**What is asked**
Locate the word "eller" in the data below, then copy every line that holds it.

━━━━━ Data for processing ━━━━━

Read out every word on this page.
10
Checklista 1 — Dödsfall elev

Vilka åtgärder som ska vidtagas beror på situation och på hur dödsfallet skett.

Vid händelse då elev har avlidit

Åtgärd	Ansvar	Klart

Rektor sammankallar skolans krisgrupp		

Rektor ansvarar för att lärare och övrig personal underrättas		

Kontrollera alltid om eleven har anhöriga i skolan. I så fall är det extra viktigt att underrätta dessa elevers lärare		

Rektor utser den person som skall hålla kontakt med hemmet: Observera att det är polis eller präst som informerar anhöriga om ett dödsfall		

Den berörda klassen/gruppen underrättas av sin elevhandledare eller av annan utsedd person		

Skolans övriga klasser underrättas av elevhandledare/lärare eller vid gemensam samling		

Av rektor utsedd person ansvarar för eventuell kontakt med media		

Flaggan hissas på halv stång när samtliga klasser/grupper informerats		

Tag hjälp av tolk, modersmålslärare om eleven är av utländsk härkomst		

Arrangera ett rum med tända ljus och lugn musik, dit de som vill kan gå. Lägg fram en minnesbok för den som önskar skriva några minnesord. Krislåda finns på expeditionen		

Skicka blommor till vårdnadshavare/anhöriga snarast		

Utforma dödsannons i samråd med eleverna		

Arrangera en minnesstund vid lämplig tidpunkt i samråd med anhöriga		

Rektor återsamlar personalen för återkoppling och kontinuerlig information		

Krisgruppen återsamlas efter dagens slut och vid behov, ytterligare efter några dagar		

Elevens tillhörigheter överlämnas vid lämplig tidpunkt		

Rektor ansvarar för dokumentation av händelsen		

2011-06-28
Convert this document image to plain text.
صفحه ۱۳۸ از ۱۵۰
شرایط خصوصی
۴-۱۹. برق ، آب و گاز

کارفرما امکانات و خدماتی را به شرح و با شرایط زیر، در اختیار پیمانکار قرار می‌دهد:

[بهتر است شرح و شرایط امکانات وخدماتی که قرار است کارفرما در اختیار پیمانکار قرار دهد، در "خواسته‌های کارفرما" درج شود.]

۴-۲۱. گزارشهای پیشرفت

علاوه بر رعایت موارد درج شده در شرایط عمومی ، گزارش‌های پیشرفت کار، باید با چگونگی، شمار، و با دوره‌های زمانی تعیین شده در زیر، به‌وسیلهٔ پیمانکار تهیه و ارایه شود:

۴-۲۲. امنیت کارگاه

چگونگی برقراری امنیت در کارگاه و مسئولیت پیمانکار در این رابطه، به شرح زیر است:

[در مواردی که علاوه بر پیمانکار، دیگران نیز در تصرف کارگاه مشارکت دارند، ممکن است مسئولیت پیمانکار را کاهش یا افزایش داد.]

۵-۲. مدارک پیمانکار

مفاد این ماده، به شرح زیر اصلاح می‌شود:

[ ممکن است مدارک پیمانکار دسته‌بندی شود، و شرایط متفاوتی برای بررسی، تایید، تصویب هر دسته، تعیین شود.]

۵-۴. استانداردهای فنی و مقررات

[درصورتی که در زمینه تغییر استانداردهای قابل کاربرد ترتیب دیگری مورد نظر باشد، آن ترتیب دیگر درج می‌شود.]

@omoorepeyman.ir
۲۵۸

━━━━━

**Answer**
Rektor utser den person som skall hålla kontakt med hemmet: Observera att det är polis eller präst som informerar anhöriga om ett dödsfall		
Den berörda klassen/gruppen underrättas av sin elevhandledare eller av annan utsedd person		
Skolans övriga klasser underrättas av elevhandledare/lärare eller vid gemensam samling		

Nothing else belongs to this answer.